WHAT IS EXPECTED:
Return every line below in which "thee" appears.

[begin RECORDS TO USE]

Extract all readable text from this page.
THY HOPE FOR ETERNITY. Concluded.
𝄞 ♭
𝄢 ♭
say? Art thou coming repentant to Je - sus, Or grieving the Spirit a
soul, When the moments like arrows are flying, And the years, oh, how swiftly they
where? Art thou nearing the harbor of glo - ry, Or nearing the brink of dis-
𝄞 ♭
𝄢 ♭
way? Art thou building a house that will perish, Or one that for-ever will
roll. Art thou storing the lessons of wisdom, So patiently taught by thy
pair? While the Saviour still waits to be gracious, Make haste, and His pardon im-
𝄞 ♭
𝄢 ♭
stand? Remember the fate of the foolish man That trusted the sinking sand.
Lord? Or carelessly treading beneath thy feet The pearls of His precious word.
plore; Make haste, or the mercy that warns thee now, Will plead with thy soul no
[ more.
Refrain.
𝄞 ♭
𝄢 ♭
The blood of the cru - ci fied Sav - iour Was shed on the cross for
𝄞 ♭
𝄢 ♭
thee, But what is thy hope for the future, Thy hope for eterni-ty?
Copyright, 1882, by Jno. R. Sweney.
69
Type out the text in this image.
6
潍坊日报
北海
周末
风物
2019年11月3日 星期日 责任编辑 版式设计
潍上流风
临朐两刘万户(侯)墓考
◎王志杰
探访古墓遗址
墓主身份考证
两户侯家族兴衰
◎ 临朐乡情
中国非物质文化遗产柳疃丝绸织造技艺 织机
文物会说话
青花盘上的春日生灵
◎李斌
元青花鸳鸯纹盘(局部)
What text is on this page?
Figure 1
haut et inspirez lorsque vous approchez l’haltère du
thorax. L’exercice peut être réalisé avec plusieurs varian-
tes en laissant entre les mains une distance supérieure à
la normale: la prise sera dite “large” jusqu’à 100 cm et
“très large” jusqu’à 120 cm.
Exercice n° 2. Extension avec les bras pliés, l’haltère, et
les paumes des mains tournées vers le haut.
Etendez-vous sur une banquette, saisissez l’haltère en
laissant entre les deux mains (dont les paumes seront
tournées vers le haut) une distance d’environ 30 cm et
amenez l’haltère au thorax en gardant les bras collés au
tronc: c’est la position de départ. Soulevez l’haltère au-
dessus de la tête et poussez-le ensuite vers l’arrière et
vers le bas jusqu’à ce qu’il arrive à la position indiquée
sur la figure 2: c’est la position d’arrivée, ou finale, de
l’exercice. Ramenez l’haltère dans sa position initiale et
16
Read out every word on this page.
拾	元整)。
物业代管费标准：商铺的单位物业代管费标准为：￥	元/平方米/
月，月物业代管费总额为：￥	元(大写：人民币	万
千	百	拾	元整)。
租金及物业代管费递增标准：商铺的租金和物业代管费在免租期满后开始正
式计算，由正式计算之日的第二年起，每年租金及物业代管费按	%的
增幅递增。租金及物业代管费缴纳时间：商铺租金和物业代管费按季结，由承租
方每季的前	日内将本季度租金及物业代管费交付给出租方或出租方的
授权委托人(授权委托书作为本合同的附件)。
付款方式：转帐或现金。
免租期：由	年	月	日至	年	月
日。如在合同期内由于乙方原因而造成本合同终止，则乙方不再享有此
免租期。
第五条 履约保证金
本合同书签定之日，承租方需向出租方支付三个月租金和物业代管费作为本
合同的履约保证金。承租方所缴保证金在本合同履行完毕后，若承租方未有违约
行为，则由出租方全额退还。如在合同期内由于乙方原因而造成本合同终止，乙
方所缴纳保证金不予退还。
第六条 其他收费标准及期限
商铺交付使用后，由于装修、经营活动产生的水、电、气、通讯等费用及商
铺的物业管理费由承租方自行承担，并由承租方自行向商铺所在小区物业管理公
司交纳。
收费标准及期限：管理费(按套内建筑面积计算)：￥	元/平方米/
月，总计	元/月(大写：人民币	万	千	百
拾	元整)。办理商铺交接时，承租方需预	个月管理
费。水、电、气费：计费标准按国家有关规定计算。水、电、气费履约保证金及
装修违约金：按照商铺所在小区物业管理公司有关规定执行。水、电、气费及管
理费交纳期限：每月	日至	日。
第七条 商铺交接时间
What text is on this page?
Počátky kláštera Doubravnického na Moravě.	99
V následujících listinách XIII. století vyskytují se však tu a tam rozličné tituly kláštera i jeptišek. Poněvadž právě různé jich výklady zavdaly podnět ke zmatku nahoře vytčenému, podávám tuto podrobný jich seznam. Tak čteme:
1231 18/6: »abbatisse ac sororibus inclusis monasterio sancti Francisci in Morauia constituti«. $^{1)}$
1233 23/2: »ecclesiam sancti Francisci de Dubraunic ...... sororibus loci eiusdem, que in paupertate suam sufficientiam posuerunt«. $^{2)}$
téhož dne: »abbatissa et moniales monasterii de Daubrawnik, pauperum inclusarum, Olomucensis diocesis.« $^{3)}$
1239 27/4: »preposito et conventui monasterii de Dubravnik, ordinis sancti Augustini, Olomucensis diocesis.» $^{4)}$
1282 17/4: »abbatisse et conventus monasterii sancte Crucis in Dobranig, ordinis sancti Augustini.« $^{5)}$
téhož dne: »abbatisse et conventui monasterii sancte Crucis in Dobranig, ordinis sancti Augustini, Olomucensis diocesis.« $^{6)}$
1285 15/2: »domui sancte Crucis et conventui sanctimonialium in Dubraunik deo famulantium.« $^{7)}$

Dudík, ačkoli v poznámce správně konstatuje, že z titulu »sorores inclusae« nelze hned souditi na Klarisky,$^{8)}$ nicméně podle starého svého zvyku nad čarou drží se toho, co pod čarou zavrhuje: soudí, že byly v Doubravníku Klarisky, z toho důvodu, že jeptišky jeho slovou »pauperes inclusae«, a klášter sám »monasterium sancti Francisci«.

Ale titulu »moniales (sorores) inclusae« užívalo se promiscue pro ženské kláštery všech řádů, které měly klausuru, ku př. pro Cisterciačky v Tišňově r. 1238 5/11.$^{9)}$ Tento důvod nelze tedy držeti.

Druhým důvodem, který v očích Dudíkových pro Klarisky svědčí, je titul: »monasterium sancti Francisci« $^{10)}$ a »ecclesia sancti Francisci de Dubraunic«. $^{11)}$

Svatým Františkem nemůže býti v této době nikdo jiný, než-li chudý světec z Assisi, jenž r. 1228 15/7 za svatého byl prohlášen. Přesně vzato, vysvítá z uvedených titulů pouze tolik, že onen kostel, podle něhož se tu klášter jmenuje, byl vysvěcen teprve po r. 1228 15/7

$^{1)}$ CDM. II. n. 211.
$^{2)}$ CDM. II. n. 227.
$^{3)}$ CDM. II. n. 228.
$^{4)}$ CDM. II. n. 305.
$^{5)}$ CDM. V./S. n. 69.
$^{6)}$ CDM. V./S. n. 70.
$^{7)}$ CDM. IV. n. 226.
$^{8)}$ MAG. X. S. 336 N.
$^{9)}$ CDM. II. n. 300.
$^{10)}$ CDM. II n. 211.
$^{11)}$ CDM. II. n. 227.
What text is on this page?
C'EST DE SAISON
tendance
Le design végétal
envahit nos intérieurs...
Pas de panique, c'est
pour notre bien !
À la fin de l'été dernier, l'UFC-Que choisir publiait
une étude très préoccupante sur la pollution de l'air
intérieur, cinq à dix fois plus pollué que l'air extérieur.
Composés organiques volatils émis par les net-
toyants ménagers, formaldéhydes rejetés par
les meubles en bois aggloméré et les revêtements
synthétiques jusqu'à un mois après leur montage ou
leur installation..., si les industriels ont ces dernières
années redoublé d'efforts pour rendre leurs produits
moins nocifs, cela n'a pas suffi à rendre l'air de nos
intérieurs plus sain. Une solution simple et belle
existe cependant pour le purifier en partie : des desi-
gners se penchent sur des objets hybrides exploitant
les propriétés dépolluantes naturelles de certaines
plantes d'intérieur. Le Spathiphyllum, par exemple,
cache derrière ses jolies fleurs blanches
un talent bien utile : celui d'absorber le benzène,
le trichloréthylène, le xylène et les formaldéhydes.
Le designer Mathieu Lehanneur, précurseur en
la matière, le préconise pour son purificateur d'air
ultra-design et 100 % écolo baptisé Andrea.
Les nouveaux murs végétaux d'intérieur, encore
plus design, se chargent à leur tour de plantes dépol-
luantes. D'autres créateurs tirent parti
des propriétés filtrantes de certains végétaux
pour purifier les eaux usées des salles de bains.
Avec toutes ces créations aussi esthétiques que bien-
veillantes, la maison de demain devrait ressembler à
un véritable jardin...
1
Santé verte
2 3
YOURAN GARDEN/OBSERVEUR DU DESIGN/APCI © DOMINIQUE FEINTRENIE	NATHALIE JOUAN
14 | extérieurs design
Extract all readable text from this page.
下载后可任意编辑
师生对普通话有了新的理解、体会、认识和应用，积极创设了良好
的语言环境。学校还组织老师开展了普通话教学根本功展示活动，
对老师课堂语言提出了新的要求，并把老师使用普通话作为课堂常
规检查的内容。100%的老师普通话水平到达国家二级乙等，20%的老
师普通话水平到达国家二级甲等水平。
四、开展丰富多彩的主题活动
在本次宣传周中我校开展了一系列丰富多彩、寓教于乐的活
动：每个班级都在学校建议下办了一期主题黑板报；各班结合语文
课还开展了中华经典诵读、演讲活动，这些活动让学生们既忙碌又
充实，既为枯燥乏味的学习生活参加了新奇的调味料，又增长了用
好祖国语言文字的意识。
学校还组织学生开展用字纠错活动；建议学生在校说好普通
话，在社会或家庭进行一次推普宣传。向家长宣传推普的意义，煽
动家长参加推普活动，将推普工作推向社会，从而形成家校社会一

[end RECORDS TO USE]

TASK ANSWER:
plore; Make haste, or the mercy that warns thee now, Will plead with thy soul no
thee, But what is thy hope for the future, Thy hope for eterni-ty?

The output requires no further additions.